Bounding box annotations

-- Begin --

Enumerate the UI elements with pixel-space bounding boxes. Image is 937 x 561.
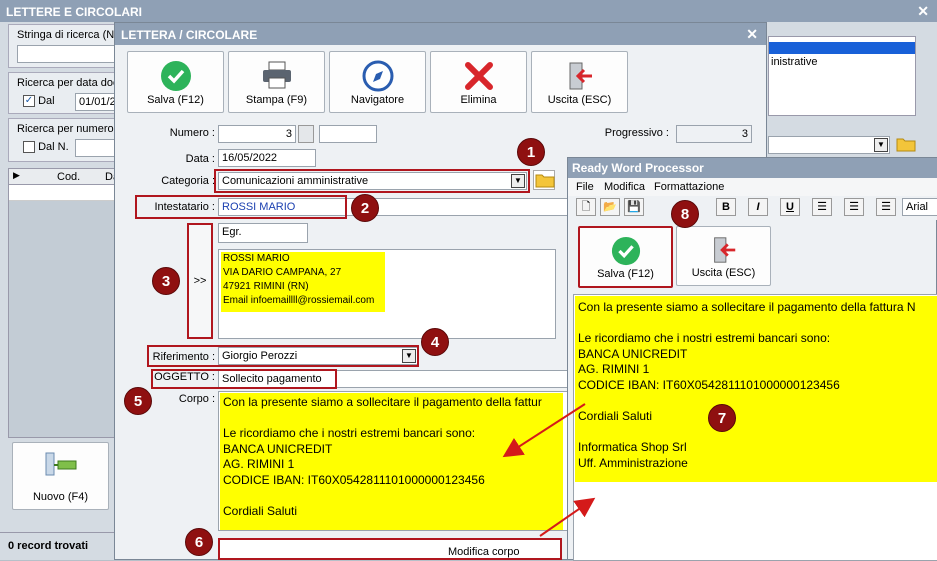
- annotation-arrows: [502, 403, 596, 537]
- callout-badge-5: 5: [124, 387, 152, 415]
- arrow-to-body: [502, 403, 586, 458]
- callout-badge-4: 4: [421, 328, 449, 356]
- callout-badge-1: 1: [517, 138, 545, 166]
- callout-badge-7: 7: [708, 404, 736, 432]
- callout-badge-8: 8: [671, 200, 699, 228]
- callout-badge-2: 2: [351, 194, 379, 222]
- callout-badge-6: 6: [185, 528, 213, 556]
- callout-badge-3: 3: [152, 267, 180, 295]
- arrow-to-editor: [539, 497, 596, 537]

-- End --

## WHAT IS EXPECTED
Convert every line of the records above into a JSON list of strings, one string per line, skipping blank lines and leaving out the pictures.

## EXERCISE RESPONSE
[
  "Enumerate the UI elements with pixel-space bounding boxes. Image is 937 x 561.",
  "- annotation-arrows: [502, 403, 596, 537]",
  "- callout-badge-5: 5: [124, 387, 152, 415]",
  "- arrow-to-body: [502, 403, 586, 458]",
  "- callout-badge-4: 4: [421, 328, 449, 356]",
  "- callout-badge-1: 1: [517, 138, 545, 166]",
  "- callout-badge-7: 7: [708, 404, 736, 432]",
  "- callout-badge-8: 8: [671, 200, 699, 228]",
  "- callout-badge-2: 2: [351, 194, 379, 222]",
  "- callout-badge-6: 6: [185, 528, 213, 556]",
  "- callout-badge-3: 3: [152, 267, 180, 295]",
  "- arrow-to-editor: [539, 497, 596, 537]"
]